Written request:
Restate exactly the lines below, from the one containing "Give me a plain-text" through the final line, and leave out the pictures.

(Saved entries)
───

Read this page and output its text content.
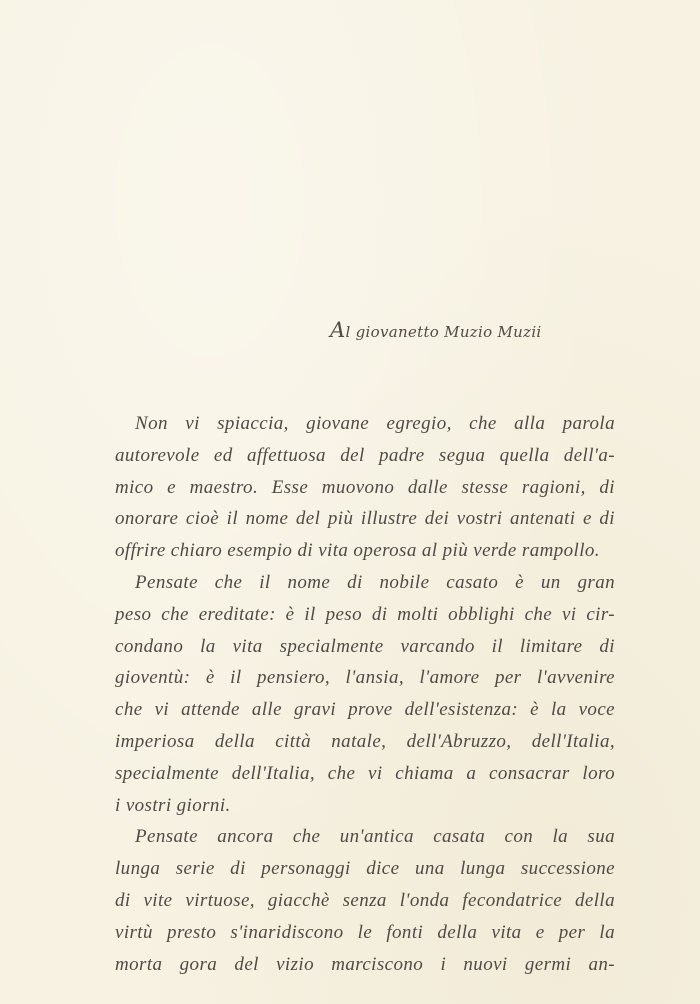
Al giovanetto Muzio Muzii
Non vi spiaccia, giovane egregio, che alla parola
autorevole ed affettuosa del padre segua quella dell'a-
mico e maestro. Esse muovono dalle stesse ragioni, di
onorare cioè il nome del più illustre dei vostri antenati e di
offrire chiaro esempio di vita operosa al più verde rampollo.
Pensate che il nome di nobile casato è un gran
peso che ereditate: è il peso di molti obblighi che vi cir-
condano la vita specialmente varcando il limitare di
gioventù: è il pensiero, l'ansia, l'amore per l'avvenire
che vi attende alle gravi prove dell'esistenza: è la voce
imperiosa della città natale, dell'Abruzzo, dell'Italia,
specialmente dell'Italia, che vi chiama a consacrar loro
i vostri giorni.
Pensate ancora che un'antica casata con la sua
lunga serie di personaggi dice una lunga successione
di vite virtuose, giacchè senza l'onda fecondatrice della
virtù presto s'inaridiscono le fonti della vita e per la
morta gora del vizio marciscono i nuovi germi an-
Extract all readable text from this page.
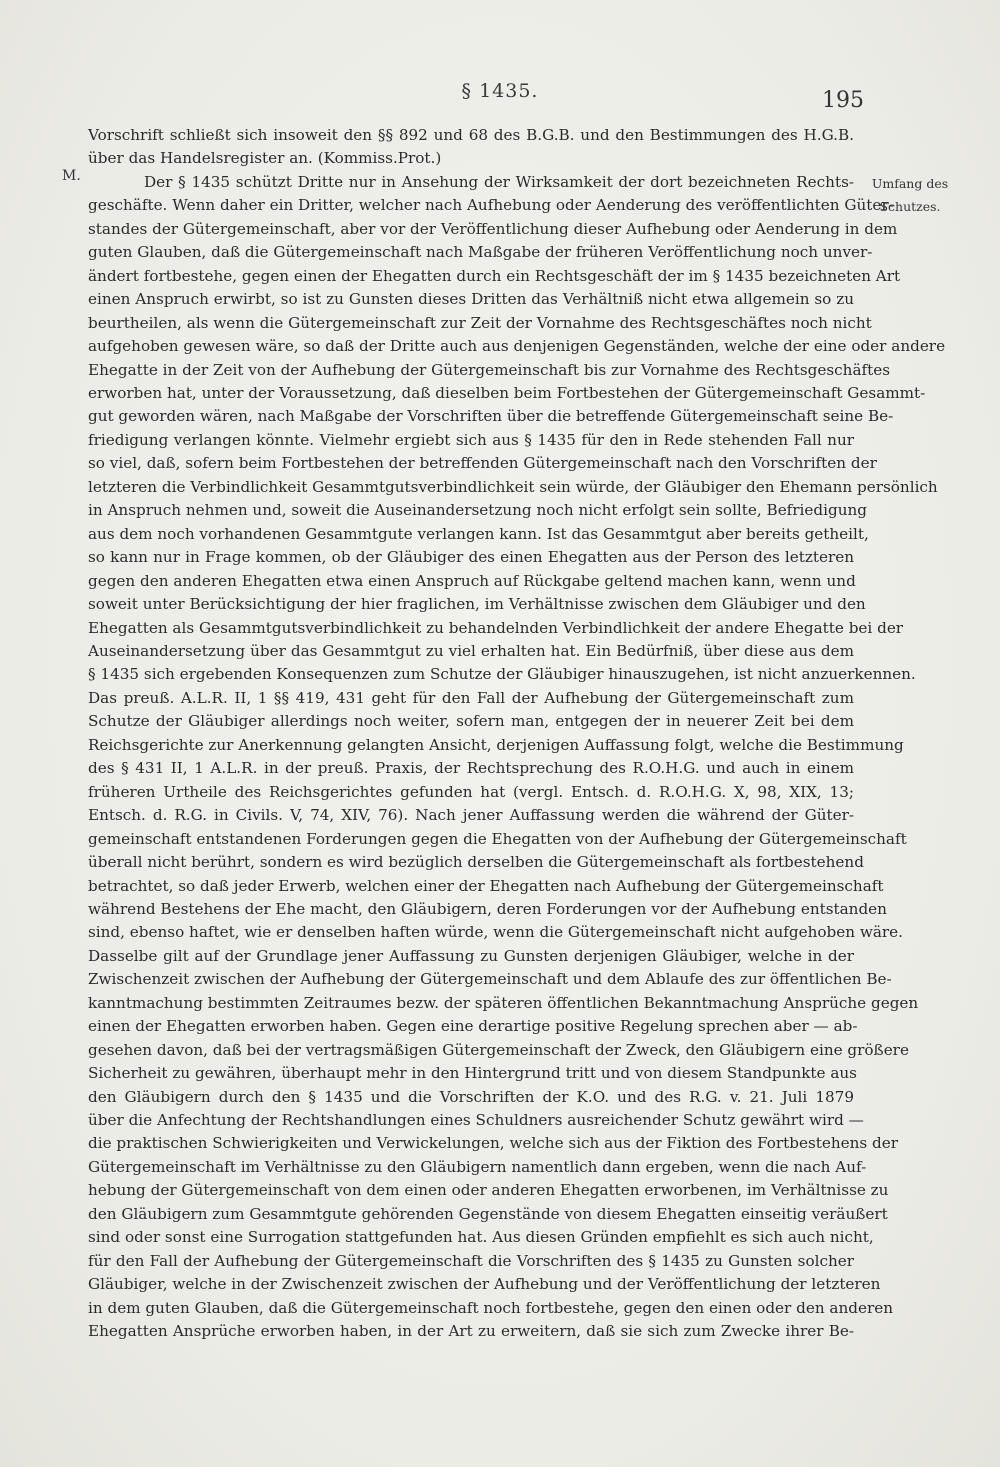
§ 1435.	195
M.	Umfang des
Schutzes.

Vorschrift schließt sich insoweit den §§ 892 und 68 des B.G.B. und den Bestimmungen des H.G.B.

über das Handelsregister an. (Kommiss.Prot.)

Der § 1435 schützt Dritte nur in Ansehung der Wirksamkeit der dort bezeichneten Rechts-

geschäfte. Wenn daher ein Dritter, welcher nach Aufhebung oder Aenderung des veröffentlichten Güter-

standes der Gütergemeinschaft, aber vor der Veröffentlichung dieser Aufhebung oder Aenderung in dem

guten Glauben, daß die Gütergemeinschaft nach Maßgabe der früheren Veröffentlichung noch unver-

ändert fortbestehe, gegen einen der Ehegatten durch ein Rechtsgeschäft der im § 1435 bezeichneten Art

einen Anspruch erwirbt, so ist zu Gunsten dieses Dritten das Verhältniß nicht etwa allgemein so zu

beurtheilen, als wenn die Gütergemeinschaft zur Zeit der Vornahme des Rechtsgeschäftes noch nicht

aufgehoben gewesen wäre, so daß der Dritte auch aus denjenigen Gegenständen, welche der eine oder andere

Ehegatte in der Zeit von der Aufhebung der Gütergemeinschaft bis zur Vornahme des Rechtsgeschäftes

erworben hat, unter der Voraussetzung, daß dieselben beim Fortbestehen der Gütergemeinschaft Gesammt-

gut geworden wären, nach Maßgabe der Vorschriften über die betreffende Gütergemeinschaft seine Be-

friedigung verlangen könnte. Vielmehr ergiebt sich aus § 1435 für den in Rede stehenden Fall nur

so viel, daß, sofern beim Fortbestehen der betreffenden Gütergemeinschaft nach den Vorschriften der

letzteren die Verbindlichkeit Gesammtgutsverbindlichkeit sein würde, der Gläubiger den Ehemann persönlich

in Anspruch nehmen und, soweit die Auseinandersetzung noch nicht erfolgt sein sollte, Befriedigung

aus dem noch vorhandenen Gesammtgute verlangen kann. Ist das Gesammtgut aber bereits getheilt,

so kann nur in Frage kommen, ob der Gläubiger des einen Ehegatten aus der Person des letzteren

gegen den anderen Ehegatten etwa einen Anspruch auf Rückgabe geltend machen kann, wenn und

soweit unter Berücksichtigung der hier fraglichen, im Verhältnisse zwischen dem Gläubiger und den

Ehegatten als Gesammtgutsverbindlichkeit zu behandelnden Verbindlichkeit der andere Ehegatte bei der

Auseinandersetzung über das Gesammtgut zu viel erhalten hat. Ein Bedürfniß, über diese aus dem

§ 1435 sich ergebenden Konsequenzen zum Schutze der Gläubiger hinauszugehen, ist nicht anzuerkennen.

Das preuß. A.L.R. II, 1 §§ 419, 431 geht für den Fall der Aufhebung der Gütergemeinschaft zum

Schutze der Gläubiger allerdings noch weiter, sofern man, entgegen der in neuerer Zeit bei dem

Reichsgerichte zur Anerkennung gelangten Ansicht, derjenigen Auffassung folgt, welche die Bestimmung

des § 431 II, 1 A.L.R. in der preuß. Praxis, der Rechtsprechung des R.O.H.G. und auch in einem

früheren Urtheile des Reichsgerichtes gefunden hat (vergl. Entsch. d. R.O.H.G. X, 98, XIX, 13;

Entsch. d. R.G. in Civils. V, 74, XIV, 76). Nach jener Auffassung werden die während der Güter-

gemeinschaft entstandenen Forderungen gegen die Ehegatten von der Aufhebung der Gütergemeinschaft

überall nicht berührt, sondern es wird bezüglich derselben die Gütergemeinschaft als fortbestehend

betrachtet, so daß jeder Erwerb, welchen einer der Ehegatten nach Aufhebung der Gütergemeinschaft

während Bestehens der Ehe macht, den Gläubigern, deren Forderungen vor der Aufhebung entstanden

sind, ebenso haftet, wie er denselben haften würde, wenn die Gütergemeinschaft nicht aufgehoben wäre.

Dasselbe gilt auf der Grundlage jener Auffassung zu Gunsten derjenigen Gläubiger, welche in der

Zwischenzeit zwischen der Aufhebung der Gütergemeinschaft und dem Ablaufe des zur öffentlichen Be-

kanntmachung bestimmten Zeitraumes bezw. der späteren öffentlichen Bekanntmachung Ansprüche gegen

einen der Ehegatten erworben haben. Gegen eine derartige positive Regelung sprechen aber — ab-

gesehen davon, daß bei der vertragsmäßigen Gütergemeinschaft der Zweck, den Gläubigern eine größere

Sicherheit zu gewähren, überhaupt mehr in den Hintergrund tritt und von diesem Standpunkte aus

den Gläubigern durch den § 1435 und die Vorschriften der K.O. und des R.G. v. 21. Juli 1879

über die Anfechtung der Rechtshandlungen eines Schuldners ausreichender Schutz gewährt wird —

die praktischen Schwierigkeiten und Verwickelungen, welche sich aus der Fiktion des Fortbestehens der

Gütergemeinschaft im Verhältnisse zu den Gläubigern namentlich dann ergeben, wenn die nach Auf-

hebung der Gütergemeinschaft von dem einen oder anderen Ehegatten erworbenen, im Verhältnisse zu

den Gläubigern zum Gesammtgute gehörenden Gegenstände von diesem Ehegatten einseitig veräußert

sind oder sonst eine Surrogation stattgefunden hat. Aus diesen Gründen empfiehlt es sich auch nicht,

für den Fall der Aufhebung der Gütergemeinschaft die Vorschriften des § 1435 zu Gunsten solcher

Gläubiger, welche in der Zwischenzeit zwischen der Aufhebung und der Veröffentlichung der letzteren

in dem guten Glauben, daß die Gütergemeinschaft noch fortbestehe, gegen den einen oder den anderen

Ehegatten Ansprüche erworben haben, in der Art zu erweitern, daß sie sich zum Zwecke ihrer Be-
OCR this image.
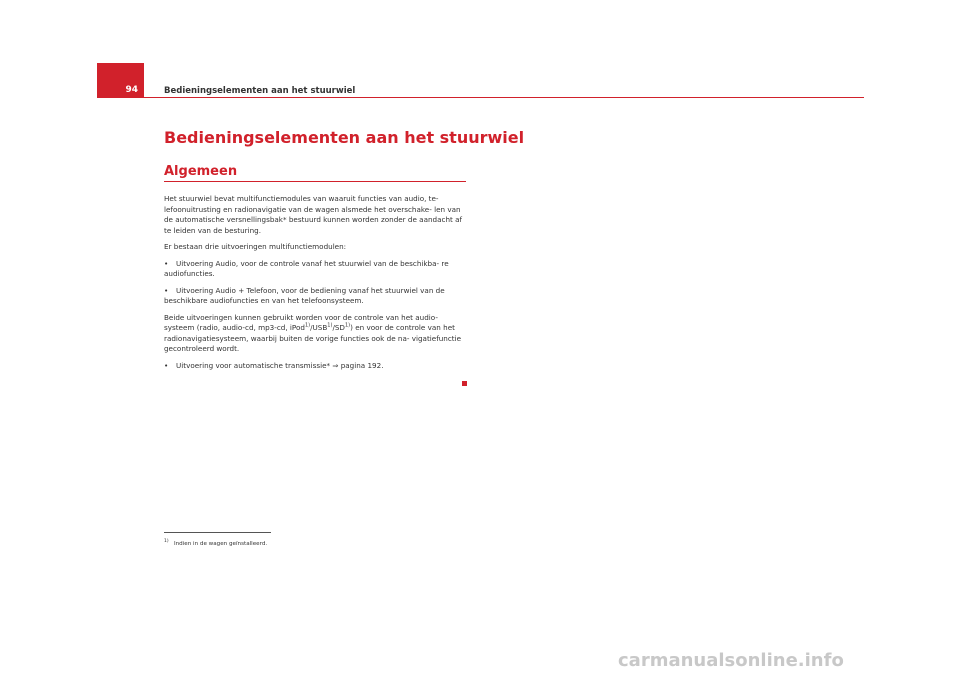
94	Bedieningselementen aan het stuurwiel
Bedieningselementen aan het stuurwiel
Algemeen

Het stuurwiel bevat multifunctiemodules van waaruit functies van audio, te- lefoonuitrusting en radionavigatie van de wagen alsmede het overschake- len van de automatische versnellingsbak* bestuurd kunnen worden zonder de aandacht af te leiden van de besturing.

Er bestaan drie uitvoeringen multifunctiemodulen:

• Uitvoering Audio, voor de controle vanaf het stuurwiel van de beschikba- re audiofuncties.

• Uitvoering Audio + Telefoon, voor de bediening vanaf het stuurwiel van de beschikbare audiofuncties en van het telefoonsysteem.

Beide uitvoeringen kunnen gebruikt worden voor de controle van het audio- systeem (radio, audio-cd, mp3-cd, iPod$^{1)}$/USB$^{1)}$/SD$^{1)}$) en voor de controle van het radionavigatiesysteem, waarbij buiten de vorige functies ook de na- vigatiefunctie gecontroleerd wordt.

• Uitvoering voor automatische transmissie* ⇒ pagina 192.

$^{1)}$ Indien in de wagen geïnstalleerd.
carmanualsonline.info
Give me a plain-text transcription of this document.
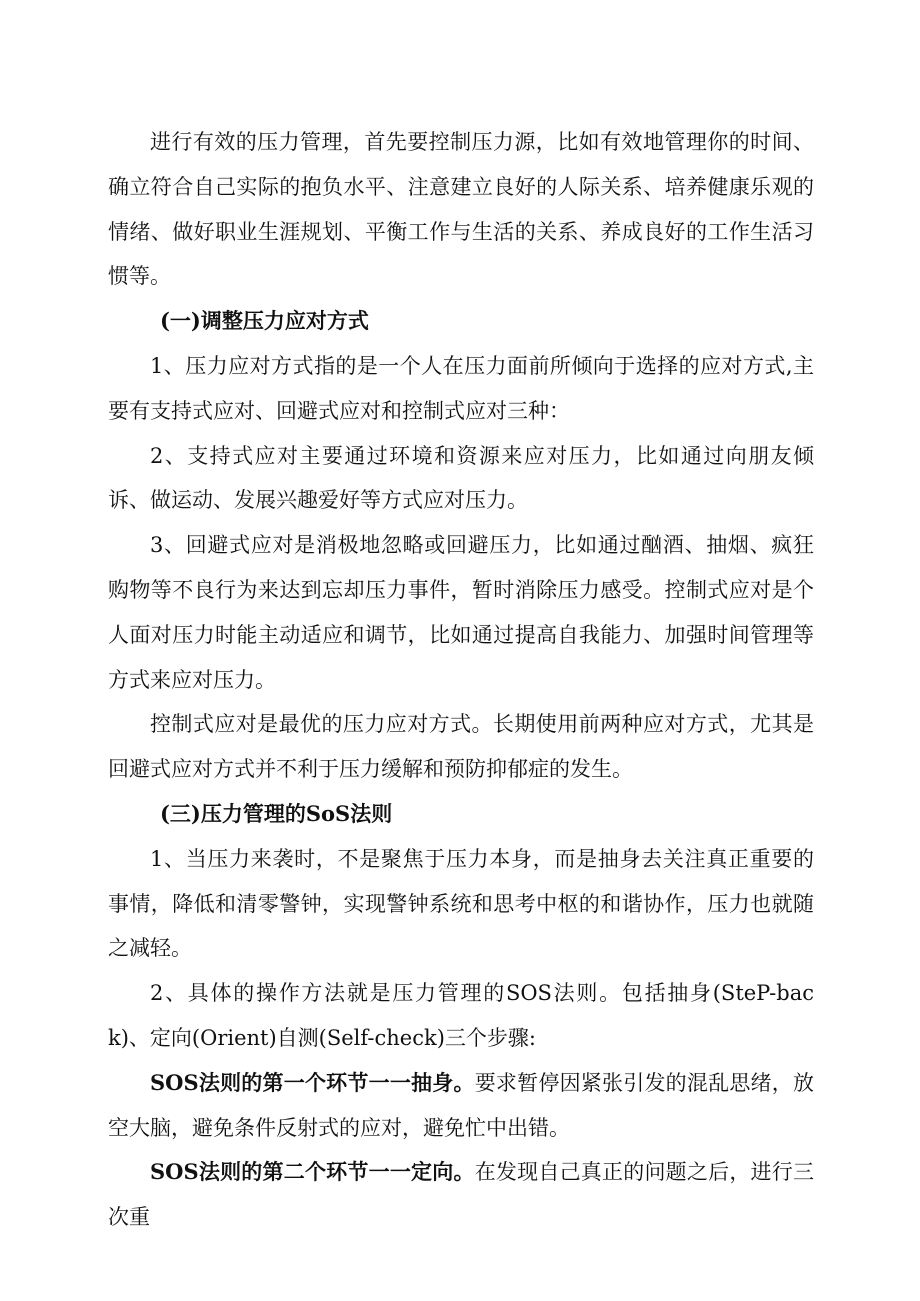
进行有效的压力管理，首先要控制压力源，比如有效地管理你的时间、确立符合自己实际的抱负水平、注意建立良好的人际关系、培养健康乐观的情绪、做好职业生涯规划、平衡工作与生活的关系、养成良好的工作生活习惯等。

(一)调整压力应对方式

1、压力应对方式指的是一个人在压力面前所倾向于选择的应对方式,主要有支持式应对、回避式应对和控制式应对三种：

2、支持式应对主要通过环境和资源来应对压力，比如通过向朋友倾诉、做运动、发展兴趣爱好等方式应对压力。

3、回避式应对是消极地忽略或回避压力，比如通过酗酒、抽烟、疯狂购物等不良行为来达到忘却压力事件，暂时消除压力感受。控制式应对是个人面对压力时能主动适应和调节，比如通过提高自我能力、加强时间管理等方式来应对压力。

控制式应对是最优的压力应对方式。长期使用前两种应对方式，尤其是回避式应对方式并不利于压力缓解和预防抑郁症的发生。

(三)压力管理的SoS法则

1、当压力来袭时，不是聚焦于压力本身，而是抽身去关注真正重要的事情，降低和清零警钟，实现警钟系统和思考中枢的和谐协作，压力也就随之减轻。

2、具体的操作方法就是压力管理的SOS法则。包括抽身(SteP-back)、定向(Orient)自测(Self-check)三个步骤:

SOS法则的第一个环节一一抽身。要求暂停因紧张引发的混乱思绪，放空大脑，避免条件反射式的应对，避免忙中出错。

SOS法则的第二个环节一一定向。在发现自己真正的问题之后，进行三次重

───

Solution:
Give me a plain-text transcription of this document.
进行有效的压力管理，首先要控制压力源，比如有效地管理你的时间、确立符合自己实际的抱负水平、注意建立良好的人际关系、培养健康乐观的情绪、做好职业生涯规划、平衡工作与生活的关系、养成良好的工作生活习惯等。

(一)调整压力应对方式

1、压力应对方式指的是一个人在压力面前所倾向于选择的应对方式,主要有支持式应对、回避式应对和控制式应对三种：

2、支持式应对主要通过环境和资源来应对压力，比如通过向朋友倾诉、做运动、发展兴趣爱好等方式应对压力。

3、回避式应对是消极地忽略或回避压力，比如通过酗酒、抽烟、疯狂购物等不良行为来达到忘却压力事件，暂时消除压力感受。控制式应对是个人面对压力时能主动适应和调节，比如通过提高自我能力、加强时间管理等方式来应对压力。

控制式应对是最优的压力应对方式。长期使用前两种应对方式，尤其是回避式应对方式并不利于压力缓解和预防抑郁症的发生。

(三)压力管理的SoS法则

1、当压力来袭时，不是聚焦于压力本身，而是抽身去关注真正重要的事情，降低和清零警钟，实现警钟系统和思考中枢的和谐协作，压力也就随之减轻。

2、具体的操作方法就是压力管理的SOS法则。包括抽身(SteP-back)、定向(Orient)自测(Self-check)三个步骤:

SOS法则的第一个环节一一抽身。要求暂停因紧张引发的混乱思绪，放空大脑，避免条件反射式的应对，避免忙中出错。

SOS法则的第二个环节一一定向。在发现自己真正的问题之后，进行三次重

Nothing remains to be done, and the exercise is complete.